Dataset rows →
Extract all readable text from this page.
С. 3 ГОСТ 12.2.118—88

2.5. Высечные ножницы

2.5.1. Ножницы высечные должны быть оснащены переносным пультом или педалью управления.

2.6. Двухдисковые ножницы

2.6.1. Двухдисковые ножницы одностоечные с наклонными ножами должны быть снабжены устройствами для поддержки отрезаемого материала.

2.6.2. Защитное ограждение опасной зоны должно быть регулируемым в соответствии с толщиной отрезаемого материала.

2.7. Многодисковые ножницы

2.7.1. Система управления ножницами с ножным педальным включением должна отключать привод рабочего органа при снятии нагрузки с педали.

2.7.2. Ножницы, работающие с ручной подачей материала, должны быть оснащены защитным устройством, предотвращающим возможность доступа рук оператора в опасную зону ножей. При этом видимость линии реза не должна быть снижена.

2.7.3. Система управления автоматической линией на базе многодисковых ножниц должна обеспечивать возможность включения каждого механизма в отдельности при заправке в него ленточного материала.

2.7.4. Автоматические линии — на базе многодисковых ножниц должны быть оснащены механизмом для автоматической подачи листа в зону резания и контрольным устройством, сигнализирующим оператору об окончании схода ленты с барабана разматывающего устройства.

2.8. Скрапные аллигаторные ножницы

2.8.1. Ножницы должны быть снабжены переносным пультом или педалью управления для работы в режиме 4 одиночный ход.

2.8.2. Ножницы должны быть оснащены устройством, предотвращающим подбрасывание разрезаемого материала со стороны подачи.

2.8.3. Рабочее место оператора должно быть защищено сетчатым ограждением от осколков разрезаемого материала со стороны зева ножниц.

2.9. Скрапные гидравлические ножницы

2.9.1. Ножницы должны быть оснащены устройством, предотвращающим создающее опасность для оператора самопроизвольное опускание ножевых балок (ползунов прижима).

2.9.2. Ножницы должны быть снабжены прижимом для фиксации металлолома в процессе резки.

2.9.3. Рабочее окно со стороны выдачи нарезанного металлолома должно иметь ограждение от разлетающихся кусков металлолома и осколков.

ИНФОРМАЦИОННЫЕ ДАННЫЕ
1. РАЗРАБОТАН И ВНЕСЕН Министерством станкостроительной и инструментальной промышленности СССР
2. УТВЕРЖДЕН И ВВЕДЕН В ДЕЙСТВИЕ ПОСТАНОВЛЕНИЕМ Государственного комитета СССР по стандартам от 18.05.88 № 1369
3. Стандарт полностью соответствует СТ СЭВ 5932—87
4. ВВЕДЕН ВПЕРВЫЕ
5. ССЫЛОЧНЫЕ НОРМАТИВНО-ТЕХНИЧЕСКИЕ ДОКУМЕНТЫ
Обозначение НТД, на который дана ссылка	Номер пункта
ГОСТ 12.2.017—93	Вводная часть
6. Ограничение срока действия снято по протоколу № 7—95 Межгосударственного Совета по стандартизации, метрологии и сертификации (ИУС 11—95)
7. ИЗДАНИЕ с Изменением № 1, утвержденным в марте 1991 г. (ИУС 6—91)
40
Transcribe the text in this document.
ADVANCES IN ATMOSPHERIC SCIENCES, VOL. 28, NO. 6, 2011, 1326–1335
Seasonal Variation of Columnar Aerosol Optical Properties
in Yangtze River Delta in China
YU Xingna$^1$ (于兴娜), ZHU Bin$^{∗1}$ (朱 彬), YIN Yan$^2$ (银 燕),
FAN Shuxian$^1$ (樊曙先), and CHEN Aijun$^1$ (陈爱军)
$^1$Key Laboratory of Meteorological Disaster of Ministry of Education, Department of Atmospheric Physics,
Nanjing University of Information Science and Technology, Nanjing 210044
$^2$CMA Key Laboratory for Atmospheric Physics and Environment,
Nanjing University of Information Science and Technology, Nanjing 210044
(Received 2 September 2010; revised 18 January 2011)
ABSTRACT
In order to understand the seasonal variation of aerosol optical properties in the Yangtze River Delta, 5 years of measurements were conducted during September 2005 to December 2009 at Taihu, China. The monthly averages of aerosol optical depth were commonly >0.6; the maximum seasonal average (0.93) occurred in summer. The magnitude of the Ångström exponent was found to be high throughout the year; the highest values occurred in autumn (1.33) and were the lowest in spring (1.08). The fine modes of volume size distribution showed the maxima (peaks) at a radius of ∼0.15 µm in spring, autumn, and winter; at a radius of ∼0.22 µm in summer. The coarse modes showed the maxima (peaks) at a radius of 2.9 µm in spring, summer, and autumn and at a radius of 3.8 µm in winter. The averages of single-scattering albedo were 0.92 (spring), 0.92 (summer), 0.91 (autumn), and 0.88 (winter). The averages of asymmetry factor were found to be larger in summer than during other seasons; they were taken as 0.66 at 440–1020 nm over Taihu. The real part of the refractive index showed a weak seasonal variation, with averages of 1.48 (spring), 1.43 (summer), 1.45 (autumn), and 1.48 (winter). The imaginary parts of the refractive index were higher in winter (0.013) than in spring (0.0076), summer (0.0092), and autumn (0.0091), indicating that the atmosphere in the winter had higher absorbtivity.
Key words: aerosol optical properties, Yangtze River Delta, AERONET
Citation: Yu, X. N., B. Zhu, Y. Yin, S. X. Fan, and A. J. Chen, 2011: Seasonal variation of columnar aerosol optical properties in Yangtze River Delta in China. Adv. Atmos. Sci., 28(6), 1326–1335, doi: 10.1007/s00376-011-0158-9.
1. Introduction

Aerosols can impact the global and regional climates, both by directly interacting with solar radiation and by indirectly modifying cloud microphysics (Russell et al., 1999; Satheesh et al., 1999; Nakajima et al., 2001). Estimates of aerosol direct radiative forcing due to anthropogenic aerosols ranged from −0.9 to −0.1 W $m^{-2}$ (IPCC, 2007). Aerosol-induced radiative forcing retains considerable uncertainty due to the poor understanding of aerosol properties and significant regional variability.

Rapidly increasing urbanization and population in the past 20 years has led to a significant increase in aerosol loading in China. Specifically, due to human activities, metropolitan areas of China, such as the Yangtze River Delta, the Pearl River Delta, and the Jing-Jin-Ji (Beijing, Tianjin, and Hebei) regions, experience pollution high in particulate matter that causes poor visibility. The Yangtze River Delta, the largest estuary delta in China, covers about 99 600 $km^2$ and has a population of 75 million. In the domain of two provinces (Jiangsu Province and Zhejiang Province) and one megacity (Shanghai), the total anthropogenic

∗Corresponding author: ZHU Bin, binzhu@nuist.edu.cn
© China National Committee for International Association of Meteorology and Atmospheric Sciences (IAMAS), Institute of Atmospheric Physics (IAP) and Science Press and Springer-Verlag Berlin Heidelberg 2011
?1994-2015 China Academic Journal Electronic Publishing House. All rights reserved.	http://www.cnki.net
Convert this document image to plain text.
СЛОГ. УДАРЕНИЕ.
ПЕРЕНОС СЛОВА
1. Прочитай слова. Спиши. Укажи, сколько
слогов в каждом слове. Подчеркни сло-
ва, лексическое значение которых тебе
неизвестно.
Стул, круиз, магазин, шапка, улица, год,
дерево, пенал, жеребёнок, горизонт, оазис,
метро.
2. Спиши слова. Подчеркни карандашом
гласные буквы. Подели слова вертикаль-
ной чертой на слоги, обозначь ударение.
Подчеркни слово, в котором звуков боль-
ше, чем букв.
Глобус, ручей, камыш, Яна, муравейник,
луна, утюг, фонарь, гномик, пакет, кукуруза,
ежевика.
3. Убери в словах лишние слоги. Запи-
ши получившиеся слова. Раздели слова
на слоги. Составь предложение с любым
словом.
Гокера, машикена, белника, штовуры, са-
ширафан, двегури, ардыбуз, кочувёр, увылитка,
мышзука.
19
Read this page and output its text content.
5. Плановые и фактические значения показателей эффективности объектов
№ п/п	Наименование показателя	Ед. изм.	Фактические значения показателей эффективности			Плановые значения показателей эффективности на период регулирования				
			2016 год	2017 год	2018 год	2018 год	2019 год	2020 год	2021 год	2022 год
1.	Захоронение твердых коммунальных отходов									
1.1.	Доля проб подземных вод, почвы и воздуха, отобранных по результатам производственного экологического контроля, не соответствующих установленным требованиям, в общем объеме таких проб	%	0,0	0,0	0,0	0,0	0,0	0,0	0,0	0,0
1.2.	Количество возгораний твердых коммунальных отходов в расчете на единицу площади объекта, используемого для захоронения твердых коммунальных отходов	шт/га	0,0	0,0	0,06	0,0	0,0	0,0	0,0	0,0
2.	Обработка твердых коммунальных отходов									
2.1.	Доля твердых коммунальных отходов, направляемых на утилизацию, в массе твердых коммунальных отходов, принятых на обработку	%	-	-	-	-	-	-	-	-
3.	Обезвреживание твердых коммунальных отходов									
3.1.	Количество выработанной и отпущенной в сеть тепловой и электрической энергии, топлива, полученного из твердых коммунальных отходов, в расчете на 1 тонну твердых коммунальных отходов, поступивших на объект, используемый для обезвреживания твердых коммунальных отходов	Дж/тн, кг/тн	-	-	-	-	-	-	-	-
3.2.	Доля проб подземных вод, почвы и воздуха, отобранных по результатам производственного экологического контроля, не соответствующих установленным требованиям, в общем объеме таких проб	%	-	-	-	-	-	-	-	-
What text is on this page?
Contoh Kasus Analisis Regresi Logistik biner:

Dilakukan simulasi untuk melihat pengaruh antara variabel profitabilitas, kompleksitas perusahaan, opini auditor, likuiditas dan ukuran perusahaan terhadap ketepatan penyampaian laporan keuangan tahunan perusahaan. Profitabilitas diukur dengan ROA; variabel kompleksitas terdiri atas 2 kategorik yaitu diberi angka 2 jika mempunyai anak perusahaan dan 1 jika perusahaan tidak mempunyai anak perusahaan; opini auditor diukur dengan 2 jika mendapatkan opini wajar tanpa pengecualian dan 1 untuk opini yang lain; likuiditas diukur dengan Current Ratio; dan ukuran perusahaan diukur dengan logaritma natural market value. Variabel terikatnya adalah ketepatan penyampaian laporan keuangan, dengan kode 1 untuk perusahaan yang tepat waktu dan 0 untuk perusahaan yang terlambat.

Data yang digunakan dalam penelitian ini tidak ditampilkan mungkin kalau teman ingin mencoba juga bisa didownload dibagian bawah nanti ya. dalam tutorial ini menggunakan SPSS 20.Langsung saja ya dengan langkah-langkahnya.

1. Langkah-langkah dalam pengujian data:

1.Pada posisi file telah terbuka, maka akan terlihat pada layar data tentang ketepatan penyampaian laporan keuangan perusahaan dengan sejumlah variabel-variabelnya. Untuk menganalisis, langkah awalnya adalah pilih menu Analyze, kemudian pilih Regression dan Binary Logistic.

Task to complete → Search the data above for the word "слоги", then gather each line in which it appears.

Solution to the exercise →
ной чертой на слоги, обозначь ударение.
3. Убери в словах лишние слоги. Запи-
на слоги. Составь предложение с любым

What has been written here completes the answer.